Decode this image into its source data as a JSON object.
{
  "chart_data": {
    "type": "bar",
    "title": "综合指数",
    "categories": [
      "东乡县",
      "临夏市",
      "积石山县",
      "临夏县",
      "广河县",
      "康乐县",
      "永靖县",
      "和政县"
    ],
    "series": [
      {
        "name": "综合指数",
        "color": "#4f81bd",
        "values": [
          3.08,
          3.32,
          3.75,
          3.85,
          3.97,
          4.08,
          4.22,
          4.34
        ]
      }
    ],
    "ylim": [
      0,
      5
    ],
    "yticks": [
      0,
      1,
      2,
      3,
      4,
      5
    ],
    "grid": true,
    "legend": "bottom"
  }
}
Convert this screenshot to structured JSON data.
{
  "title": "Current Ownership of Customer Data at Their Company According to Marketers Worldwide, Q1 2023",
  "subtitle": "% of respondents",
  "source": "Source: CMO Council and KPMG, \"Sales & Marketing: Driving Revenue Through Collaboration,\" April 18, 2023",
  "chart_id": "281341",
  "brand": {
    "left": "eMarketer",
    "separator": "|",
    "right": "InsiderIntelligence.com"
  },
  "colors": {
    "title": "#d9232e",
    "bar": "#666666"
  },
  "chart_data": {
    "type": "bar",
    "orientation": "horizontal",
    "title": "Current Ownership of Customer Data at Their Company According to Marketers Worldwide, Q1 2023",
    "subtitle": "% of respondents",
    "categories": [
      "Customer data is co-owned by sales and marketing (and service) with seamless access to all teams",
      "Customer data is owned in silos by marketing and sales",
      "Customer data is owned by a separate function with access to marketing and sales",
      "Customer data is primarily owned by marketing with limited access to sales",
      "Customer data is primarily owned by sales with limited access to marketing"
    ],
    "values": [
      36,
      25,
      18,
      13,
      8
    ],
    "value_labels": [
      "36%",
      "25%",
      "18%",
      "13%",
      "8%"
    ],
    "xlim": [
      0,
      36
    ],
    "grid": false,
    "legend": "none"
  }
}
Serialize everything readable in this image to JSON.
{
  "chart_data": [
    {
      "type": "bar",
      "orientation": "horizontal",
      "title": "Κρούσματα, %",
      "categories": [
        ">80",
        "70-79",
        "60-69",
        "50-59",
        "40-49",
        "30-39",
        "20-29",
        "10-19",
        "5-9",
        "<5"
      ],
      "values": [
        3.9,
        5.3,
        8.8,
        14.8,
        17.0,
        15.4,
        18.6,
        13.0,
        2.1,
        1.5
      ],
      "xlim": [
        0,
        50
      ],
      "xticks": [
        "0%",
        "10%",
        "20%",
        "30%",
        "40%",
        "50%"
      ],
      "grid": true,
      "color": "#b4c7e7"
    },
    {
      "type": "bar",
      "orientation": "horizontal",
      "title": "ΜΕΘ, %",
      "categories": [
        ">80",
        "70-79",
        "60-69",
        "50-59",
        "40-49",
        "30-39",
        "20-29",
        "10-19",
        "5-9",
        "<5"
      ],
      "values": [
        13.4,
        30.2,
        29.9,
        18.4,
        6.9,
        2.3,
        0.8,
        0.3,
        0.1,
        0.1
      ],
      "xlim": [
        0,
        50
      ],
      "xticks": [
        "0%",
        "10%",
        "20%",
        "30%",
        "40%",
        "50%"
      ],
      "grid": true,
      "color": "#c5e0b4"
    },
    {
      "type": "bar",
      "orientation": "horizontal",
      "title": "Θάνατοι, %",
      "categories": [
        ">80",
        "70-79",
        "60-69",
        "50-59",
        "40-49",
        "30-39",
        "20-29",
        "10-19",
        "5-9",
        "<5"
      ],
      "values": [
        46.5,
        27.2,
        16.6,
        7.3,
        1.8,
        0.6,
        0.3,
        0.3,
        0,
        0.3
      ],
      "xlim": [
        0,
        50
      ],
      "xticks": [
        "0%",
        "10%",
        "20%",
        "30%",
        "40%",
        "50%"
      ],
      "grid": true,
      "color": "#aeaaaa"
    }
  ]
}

## WORK TO COMPLETE
Write out every entry verbatim.

## REPLY TO THE EXERCISE
Decode this image into its source data as a JSON object.
{
  "chart_data": {
    "type": "bar",
    "title": "综合指数",
    "categories": [
      "东乡县",
      "临夏市",
      "积石山县",
      "临夏县",
      "广河县",
      "康乐县",
      "永靖县",
      "和政县"
    ],
    "series": [
      {
        "name": "综合指数",
        "color": "#4f81bd",
        "values": [
          3.08,
          3.32,
          3.75,
          3.85,
          3.97,
          4.08,
          4.22,
          4.34
        ]
      }
    ],
    "ylim": [
      0,
      5
    ],
    "yticks": [
      0,
      1,
      2,
      3,
      4,
      5
    ],
    "grid": true,
    "legend": "bottom"
  }
}
Convert this screenshot to structured JSON data.
{
  "title": "Current Ownership of Customer Data at Their Company According to Marketers Worldwide, Q1 2023",
  "subtitle": "% of respondents",
  "source": "Source: CMO Council and KPMG, \"Sales & Marketing: Driving Revenue Through Collaboration,\" April 18, 2023",
  "chart_id": "281341",
  "brand": {
    "left": "eMarketer",
    "separator": "|",
    "right": "InsiderIntelligence.com"
  },
  "colors": {
    "title": "#d9232e",
    "bar": "#666666"
  },
  "chart_data": {
    "type": "bar",
    "orientation": "horizontal",
    "title": "Current Ownership of Customer Data at Their Company According to Marketers Worldwide, Q1 2023",
    "subtitle": "% of respondents",
    "categories": [
      "Customer data is co-owned by sales and marketing (and service) with seamless access to all teams",
      "Customer data is owned in silos by marketing and sales",
      "Customer data is owned by a separate function with access to marketing and sales",
      "Customer data is primarily owned by marketing with limited access to sales",
      "Customer data is primarily owned by sales with limited access to marketing"
    ],
    "values": [
      36,
      25,
      18,
      13,
      8
    ],
    "value_labels": [
      "36%",
      "25%",
      "18%",
      "13%",
      "8%"
    ],
    "xlim": [
      0,
      36
    ],
    "grid": false,
    "legend": "none"
  }
}
Serialize everything readable in this image to JSON.
{
  "chart_data": [
    {
      "type": "bar",
      "orientation": "horizontal",
      "title": "Κρούσματα, %",
      "categories": [
        ">80",
        "70-79",
        "60-69",
        "50-59",
        "40-49",
        "30-39",
        "20-29",
        "10-19",
        "5-9",
        "<5"
      ],
      "values": [
        3.9,
        5.3,
        8.8,
        14.8,
        17.0,
        15.4,
        18.6,
        13.0,
        2.1,
        1.5
      ],
      "xlim": [
        0,
        50
      ],
      "xticks": [
        "0%",
        "10%",
        "20%",
        "30%",
        "40%",
        "50%"
      ],
      "grid": true,
      "color": "#b4c7e7"
    },
    {
      "type": "bar",
      "orientation": "horizontal",
      "title": "ΜΕΘ, %",
      "categories": [
        ">80",
        "70-79",
        "60-69",
        "50-59",
        "40-49",
        "30-39",
        "20-29",
        "10-19",
        "5-9",
        "<5"
      ],
      "values": [
        13.4,
        30.2,
        29.9,
        18.4,
        6.9,
        2.3,
        0.8,
        0.3,
        0.1,
        0.1
      ],
      "xlim": [
        0,
        50
      ],
      "xticks": [
        "0%",
        "10%",
        "20%",
        "30%",
        "40%",
        "50%"
      ],
      "grid": true,
      "color": "#c5e0b4"
    },
    {
      "type": "bar",
      "orientation": "horizontal",
      "title": "Θάνατοι, %",
      "categories": [
        ">80",
        "70-79",
        "60-69",
        "50-59",
        "40-49",
        "30-39",
        "20-29",
        "10-19",
        "5-9",
        "<5"
      ],
      "values": [
        46.5,
        27.2,
        16.6,
        7.3,
        1.8,
        0.6,
        0.3,
        0.3,
        0,
        0.3
      ],
      "xlim": [
        0,
        50
      ],
      "xticks": [
        "0%",
        "10%",
        "20%",
        "30%",
        "40%",
        "50%"
      ],
      "grid": true,
      "color": "#aeaaaa"
    }
  ]
}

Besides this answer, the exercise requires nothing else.